● To do
In the records that follow, locate every line with "issues" and extract it.

[Source data]
+===+
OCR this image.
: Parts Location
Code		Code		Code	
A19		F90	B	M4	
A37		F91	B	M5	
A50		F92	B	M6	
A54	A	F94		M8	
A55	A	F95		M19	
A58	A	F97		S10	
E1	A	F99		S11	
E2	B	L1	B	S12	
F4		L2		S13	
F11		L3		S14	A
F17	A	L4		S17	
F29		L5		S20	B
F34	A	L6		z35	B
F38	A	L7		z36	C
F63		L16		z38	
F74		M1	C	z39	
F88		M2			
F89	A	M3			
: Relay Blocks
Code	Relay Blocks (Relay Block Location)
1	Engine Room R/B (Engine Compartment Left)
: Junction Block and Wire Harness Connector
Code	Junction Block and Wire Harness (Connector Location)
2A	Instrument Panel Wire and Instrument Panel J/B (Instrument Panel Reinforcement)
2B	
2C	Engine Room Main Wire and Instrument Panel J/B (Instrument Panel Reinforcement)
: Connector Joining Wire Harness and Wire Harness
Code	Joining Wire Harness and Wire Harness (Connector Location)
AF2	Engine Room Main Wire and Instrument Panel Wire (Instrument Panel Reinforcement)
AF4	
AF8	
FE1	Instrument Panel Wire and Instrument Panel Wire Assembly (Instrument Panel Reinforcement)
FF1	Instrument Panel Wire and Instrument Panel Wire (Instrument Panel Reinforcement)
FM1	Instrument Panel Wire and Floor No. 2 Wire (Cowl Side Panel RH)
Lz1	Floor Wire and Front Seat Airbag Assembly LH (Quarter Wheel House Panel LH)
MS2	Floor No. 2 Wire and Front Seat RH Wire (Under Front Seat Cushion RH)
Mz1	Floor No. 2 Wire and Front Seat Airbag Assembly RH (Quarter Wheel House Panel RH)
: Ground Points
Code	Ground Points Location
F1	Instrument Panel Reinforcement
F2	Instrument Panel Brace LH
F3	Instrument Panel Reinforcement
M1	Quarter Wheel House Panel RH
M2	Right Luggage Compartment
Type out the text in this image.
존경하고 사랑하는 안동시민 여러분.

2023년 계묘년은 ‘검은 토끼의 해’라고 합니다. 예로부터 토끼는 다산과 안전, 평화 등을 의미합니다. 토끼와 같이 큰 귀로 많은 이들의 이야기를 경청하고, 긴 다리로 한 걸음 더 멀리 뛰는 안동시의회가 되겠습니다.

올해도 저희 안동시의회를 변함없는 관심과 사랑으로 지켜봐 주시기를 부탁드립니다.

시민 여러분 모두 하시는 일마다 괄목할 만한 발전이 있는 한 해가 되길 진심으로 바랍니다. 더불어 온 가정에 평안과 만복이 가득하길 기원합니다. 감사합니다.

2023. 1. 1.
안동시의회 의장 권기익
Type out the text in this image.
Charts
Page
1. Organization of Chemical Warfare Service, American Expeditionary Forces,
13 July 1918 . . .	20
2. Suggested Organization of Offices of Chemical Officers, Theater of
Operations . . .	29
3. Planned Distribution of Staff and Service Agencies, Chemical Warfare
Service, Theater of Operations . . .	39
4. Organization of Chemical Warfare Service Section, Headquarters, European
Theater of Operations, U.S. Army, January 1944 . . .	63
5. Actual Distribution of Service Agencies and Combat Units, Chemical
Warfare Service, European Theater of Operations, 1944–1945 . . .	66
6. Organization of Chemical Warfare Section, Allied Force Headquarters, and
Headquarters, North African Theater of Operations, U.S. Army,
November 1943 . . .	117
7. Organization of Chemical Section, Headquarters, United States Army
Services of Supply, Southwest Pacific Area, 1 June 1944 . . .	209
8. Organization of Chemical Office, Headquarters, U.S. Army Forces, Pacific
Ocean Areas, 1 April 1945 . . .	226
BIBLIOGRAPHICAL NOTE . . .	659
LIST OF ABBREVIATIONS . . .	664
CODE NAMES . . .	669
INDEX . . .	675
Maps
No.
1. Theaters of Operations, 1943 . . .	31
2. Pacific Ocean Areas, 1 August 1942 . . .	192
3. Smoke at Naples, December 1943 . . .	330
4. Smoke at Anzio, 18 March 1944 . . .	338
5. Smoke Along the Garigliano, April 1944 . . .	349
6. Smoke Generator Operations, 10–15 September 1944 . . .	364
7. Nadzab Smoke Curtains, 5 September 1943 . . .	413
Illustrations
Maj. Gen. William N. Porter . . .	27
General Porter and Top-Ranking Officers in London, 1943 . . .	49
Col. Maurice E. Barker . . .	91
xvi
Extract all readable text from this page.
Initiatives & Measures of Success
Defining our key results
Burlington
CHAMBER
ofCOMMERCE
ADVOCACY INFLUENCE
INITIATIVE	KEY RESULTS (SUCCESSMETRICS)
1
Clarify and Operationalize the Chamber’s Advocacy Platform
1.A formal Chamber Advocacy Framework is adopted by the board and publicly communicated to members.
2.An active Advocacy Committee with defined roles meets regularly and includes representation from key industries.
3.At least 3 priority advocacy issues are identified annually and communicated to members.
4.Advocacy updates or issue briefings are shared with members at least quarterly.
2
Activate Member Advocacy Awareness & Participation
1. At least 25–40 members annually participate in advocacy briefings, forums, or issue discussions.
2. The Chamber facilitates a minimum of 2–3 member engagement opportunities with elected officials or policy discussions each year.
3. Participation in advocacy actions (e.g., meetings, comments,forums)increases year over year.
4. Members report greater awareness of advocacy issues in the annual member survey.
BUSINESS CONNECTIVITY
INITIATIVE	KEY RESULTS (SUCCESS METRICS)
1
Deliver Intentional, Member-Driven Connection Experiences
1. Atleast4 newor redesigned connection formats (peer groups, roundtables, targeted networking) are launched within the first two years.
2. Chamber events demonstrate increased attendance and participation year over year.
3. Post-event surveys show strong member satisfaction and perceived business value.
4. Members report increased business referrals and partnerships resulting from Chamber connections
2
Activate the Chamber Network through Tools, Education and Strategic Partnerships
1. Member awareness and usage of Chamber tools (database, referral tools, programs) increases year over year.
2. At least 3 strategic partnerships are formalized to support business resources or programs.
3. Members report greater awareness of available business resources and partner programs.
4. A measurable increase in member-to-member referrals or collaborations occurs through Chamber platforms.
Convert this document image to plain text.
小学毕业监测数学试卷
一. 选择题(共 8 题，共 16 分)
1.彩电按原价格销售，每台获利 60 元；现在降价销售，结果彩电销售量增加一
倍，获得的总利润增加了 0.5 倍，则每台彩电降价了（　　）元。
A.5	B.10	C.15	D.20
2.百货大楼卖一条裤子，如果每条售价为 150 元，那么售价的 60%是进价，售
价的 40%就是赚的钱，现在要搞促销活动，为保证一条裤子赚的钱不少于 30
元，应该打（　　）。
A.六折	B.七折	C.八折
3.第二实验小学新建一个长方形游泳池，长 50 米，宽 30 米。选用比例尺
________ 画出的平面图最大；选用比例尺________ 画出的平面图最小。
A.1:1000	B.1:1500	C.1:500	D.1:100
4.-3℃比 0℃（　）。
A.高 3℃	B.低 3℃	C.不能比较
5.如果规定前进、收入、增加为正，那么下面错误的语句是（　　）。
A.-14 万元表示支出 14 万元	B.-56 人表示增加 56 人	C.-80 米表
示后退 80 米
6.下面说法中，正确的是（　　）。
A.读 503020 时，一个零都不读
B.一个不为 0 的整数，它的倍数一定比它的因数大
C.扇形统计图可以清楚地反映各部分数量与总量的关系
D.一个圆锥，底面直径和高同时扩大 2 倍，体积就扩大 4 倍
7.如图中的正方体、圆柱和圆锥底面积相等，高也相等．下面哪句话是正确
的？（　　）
+===+
● Solution to this task
3.At least 3 priority advocacy issues are identified annually and communicated to members.
4. Members report greater awareness of advocacy issues in the annual member survey.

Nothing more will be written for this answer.